◆ Information given ◆
• • • •

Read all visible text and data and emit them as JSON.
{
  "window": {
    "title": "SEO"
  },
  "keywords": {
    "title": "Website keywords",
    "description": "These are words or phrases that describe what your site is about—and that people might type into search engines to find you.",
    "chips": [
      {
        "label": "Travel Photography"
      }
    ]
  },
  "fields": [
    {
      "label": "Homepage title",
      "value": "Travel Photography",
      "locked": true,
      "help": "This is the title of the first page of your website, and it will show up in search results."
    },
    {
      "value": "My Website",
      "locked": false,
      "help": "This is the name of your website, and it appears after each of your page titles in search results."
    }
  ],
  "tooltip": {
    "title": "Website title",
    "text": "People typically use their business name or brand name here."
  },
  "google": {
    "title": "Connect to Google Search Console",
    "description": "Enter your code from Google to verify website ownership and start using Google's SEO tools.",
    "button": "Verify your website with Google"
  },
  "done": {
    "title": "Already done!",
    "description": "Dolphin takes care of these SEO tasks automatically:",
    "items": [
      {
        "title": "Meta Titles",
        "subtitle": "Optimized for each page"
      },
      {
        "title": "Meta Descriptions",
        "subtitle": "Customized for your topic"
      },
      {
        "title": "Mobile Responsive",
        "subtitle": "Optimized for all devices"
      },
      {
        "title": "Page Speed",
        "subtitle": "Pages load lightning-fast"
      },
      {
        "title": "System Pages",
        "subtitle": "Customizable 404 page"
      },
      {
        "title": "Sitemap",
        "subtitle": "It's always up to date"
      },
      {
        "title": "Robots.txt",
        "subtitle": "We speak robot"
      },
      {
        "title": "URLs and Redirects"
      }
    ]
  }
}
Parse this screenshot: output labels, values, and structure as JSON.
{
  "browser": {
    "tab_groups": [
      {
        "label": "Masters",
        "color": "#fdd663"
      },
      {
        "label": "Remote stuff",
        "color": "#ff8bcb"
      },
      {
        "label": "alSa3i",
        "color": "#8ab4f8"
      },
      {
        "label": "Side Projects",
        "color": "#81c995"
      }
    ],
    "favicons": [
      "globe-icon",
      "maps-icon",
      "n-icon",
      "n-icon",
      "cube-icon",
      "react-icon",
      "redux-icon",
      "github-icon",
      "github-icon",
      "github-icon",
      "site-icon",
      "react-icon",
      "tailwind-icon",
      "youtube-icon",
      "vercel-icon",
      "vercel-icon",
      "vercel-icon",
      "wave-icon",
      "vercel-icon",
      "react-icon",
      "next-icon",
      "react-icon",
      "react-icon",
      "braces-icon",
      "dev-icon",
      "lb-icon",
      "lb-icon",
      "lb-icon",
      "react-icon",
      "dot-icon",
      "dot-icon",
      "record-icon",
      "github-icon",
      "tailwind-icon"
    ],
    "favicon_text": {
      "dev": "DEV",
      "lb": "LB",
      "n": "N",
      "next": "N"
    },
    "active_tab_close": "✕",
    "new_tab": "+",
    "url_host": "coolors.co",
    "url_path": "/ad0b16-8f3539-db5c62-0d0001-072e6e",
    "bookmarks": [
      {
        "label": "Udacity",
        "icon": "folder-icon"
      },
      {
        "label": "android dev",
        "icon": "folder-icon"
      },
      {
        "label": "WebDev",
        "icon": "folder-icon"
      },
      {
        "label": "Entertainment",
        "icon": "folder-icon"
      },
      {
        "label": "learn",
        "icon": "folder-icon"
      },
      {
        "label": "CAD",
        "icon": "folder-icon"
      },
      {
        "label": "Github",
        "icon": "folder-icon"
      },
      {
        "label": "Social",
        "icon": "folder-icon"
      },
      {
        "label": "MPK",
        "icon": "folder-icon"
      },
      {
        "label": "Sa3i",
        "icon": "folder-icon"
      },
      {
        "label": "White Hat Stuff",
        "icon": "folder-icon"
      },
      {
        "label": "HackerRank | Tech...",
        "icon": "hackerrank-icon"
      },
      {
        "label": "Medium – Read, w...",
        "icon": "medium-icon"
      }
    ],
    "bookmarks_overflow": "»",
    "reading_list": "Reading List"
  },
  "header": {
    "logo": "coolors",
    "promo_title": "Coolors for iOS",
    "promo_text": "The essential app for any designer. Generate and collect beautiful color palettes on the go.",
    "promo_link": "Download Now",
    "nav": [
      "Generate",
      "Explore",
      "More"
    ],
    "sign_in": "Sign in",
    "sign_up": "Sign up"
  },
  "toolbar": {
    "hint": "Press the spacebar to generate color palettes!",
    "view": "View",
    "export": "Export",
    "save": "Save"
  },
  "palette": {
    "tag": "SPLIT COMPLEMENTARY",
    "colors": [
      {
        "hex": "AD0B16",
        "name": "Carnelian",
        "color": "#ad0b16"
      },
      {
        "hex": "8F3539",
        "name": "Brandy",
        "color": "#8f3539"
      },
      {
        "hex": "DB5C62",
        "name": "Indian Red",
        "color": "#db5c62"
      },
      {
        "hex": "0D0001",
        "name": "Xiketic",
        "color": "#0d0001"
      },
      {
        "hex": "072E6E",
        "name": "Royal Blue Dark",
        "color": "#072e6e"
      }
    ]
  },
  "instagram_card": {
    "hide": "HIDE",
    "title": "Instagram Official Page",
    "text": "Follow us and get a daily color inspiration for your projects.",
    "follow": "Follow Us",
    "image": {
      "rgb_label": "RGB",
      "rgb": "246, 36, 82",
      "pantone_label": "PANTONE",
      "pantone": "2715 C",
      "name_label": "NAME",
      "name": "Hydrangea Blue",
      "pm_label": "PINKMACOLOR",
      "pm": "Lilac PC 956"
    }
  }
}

• • • •

◆ Problem requirements ◆
Look through the listing and extract every line with "Follow" in it.

◆ Result ◆
    "text": "Follow us and get a daily color inspiration for your projects.",
    "follow": "Follow Us",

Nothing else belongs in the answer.